Data entries
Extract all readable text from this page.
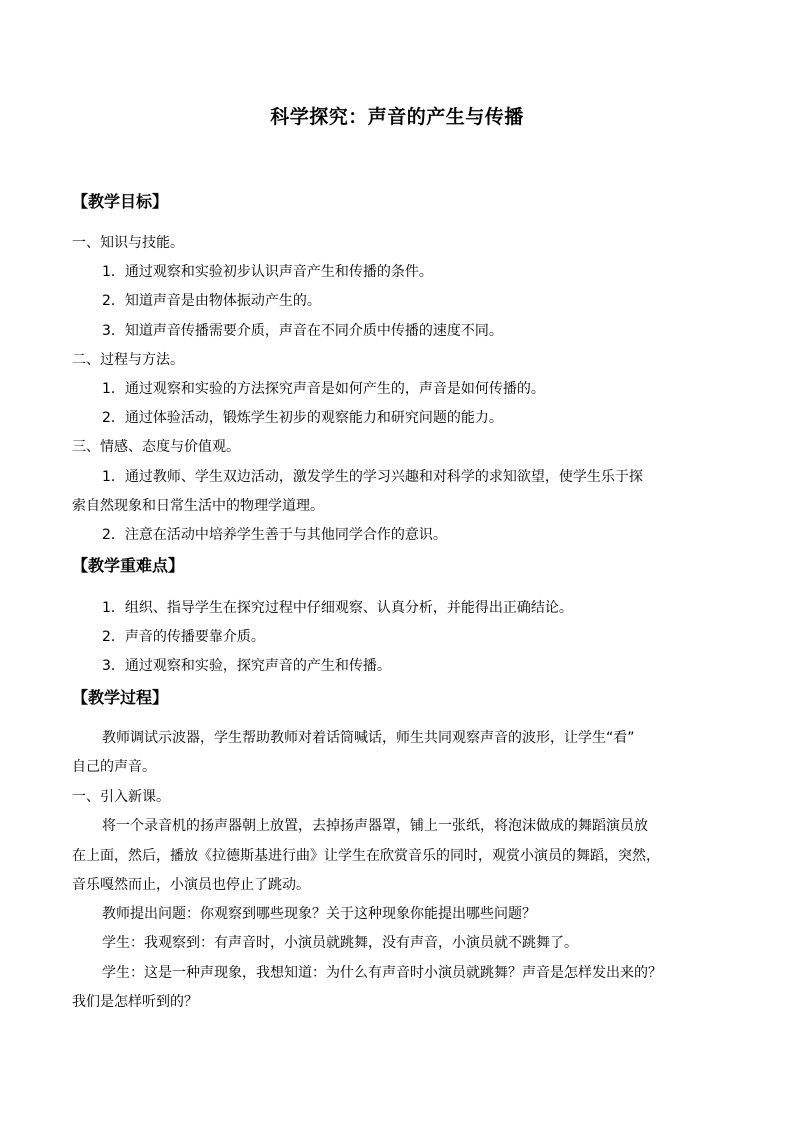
科学探究：声音的产生与传播
【教学目标】
一、知识与技能。
1．通过观察和实验初步认识声音产生和传播的条件。
2．知道声音是由物体振动产生的。
3．知道声音传播需要介质，声音在不同介质中传播的速度不同。
二、过程与方法。
1．通过观察和实验的方法探究声音是如何产生的，声音是如何传播的。
2．通过体验活动，锻炼学生初步的观察能力和研究问题的能力。
三、情感、态度与价值观。
1．通过教师、学生双边活动，激发学生的学习兴趣和对科学的求知欲望，使学生乐于探
索自然现象和日常生活中的物理学道理。
2．注意在活动中培养学生善于与其他同学合作的意识。
【教学重难点】
1．组织、指导学生在探究过程中仔细观察、认真分析，并能得出正确结论。
2．声音的传播要靠介质。
3．通过观察和实验，探究声音的产生和传播。
【教学过程】
教师调试示波器，学生帮助教师对着话筒喊话，师生共同观察声音的波形，让学生“看”
自己的声音。
一、引入新课。
将一个录音机的扬声器朝上放置，去掉扬声器罩，铺上一张纸，将泡沫做成的舞蹈演员放
在上面，然后，播放《拉德斯基进行曲》让学生在欣赏音乐的同时，观赏小演员的舞蹈，突然，
音乐嘎然而止，小演员也停止了跳动。
教师提出问题：你观察到哪些现象？关于这种现象你能提出哪些问题？
学生：我观察到：有声音时，小演员就跳舞，没有声音，小演员就不跳舞了。
学生：这是一种声现象，我想知道：为什么有声音时小演员就跳舞？声音是怎样发出来的？
我们是怎样听到的？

Instructions for the task
Images in the data above are to be skipped. Retype all other material exactly.

Solution to the problem
Extract all readable text from this page.
科学探究：声音的产生与传播
【教学目标】
一、知识与技能。
1．通过观察和实验初步认识声音产生和传播的条件。
2．知道声音是由物体振动产生的。
3．知道声音传播需要介质，声音在不同介质中传播的速度不同。
二、过程与方法。
1．通过观察和实验的方法探究声音是如何产生的，声音是如何传播的。
2．通过体验活动，锻炼学生初步的观察能力和研究问题的能力。
三、情感、态度与价值观。
1．通过教师、学生双边活动，激发学生的学习兴趣和对科学的求知欲望，使学生乐于探
索自然现象和日常生活中的物理学道理。
2．注意在活动中培养学生善于与其他同学合作的意识。
【教学重难点】
1．组织、指导学生在探究过程中仔细观察、认真分析，并能得出正确结论。
2．声音的传播要靠介质。
3．通过观察和实验，探究声音的产生和传播。
【教学过程】
教师调试示波器，学生帮助教师对着话筒喊话，师生共同观察声音的波形，让学生“看”
自己的声音。
一、引入新课。
将一个录音机的扬声器朝上放置，去掉扬声器罩，铺上一张纸，将泡沫做成的舞蹈演员放
在上面，然后，播放《拉德斯基进行曲》让学生在欣赏音乐的同时，观赏小演员的舞蹈，突然，
音乐嘎然而止，小演员也停止了跳动。
教师提出问题：你观察到哪些现象？关于这种现象你能提出哪些问题？
学生：我观察到：有声音时，小演员就跳舞，没有声音，小演员就不跳舞了。
学生：这是一种声现象，我想知道：为什么有声音时小演员就跳舞？声音是怎样发出来的？
我们是怎样听到的？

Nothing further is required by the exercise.